Problem
Write out the whole listing exactly as it stands.

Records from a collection
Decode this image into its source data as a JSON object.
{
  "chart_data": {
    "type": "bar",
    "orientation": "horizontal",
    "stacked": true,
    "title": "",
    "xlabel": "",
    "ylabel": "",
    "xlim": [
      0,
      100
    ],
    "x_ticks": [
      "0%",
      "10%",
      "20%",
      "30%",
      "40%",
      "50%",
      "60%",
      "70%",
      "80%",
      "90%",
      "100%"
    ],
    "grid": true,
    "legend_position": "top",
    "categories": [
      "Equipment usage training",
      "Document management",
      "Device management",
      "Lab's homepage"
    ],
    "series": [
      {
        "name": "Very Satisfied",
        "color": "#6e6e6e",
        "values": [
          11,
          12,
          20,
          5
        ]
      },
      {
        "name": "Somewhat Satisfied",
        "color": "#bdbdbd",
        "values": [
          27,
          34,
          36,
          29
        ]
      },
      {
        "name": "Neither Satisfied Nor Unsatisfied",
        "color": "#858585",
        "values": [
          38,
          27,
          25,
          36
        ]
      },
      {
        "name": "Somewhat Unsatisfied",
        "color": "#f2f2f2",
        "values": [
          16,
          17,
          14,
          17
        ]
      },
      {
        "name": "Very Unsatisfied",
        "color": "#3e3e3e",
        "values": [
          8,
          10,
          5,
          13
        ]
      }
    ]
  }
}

Task solution
Decode this image into its source data as a JSON object.
{
  "chart_data": {
    "type": "bar",
    "orientation": "horizontal",
    "stacked": true,
    "title": "",
    "xlabel": "",
    "ylabel": "",
    "xlim": [
      0,
      100
    ],
    "x_ticks": [
      "0%",
      "10%",
      "20%",
      "30%",
      "40%",
      "50%",
      "60%",
      "70%",
      "80%",
      "90%",
      "100%"
    ],
    "grid": true,
    "legend_position": "top",
    "categories": [
      "Equipment usage training",
      "Document management",
      "Device management",
      "Lab's homepage"
    ],
    "series": [
      {
        "name": "Very Satisfied",
        "color": "#6e6e6e",
        "values": [
          11,
          12,
          20,
          5
        ]
      },
      {
        "name": "Somewhat Satisfied",
        "color": "#bdbdbd",
        "values": [
          27,
          34,
          36,
          29
        ]
      },
      {
        "name": "Neither Satisfied Nor Unsatisfied",
        "color": "#858585",
        "values": [
          38,
          27,
          25,
          36
        ]
      },
      {
        "name": "Somewhat Unsatisfied",
        "color": "#f2f2f2",
        "values": [
          16,
          17,
          14,
          17
        ]
      },
      {
        "name": "Very Unsatisfied",
        "color": "#3e3e3e",
        "values": [
          8,
          10,
          5,
          13
        ]
      }
    ]
  }
}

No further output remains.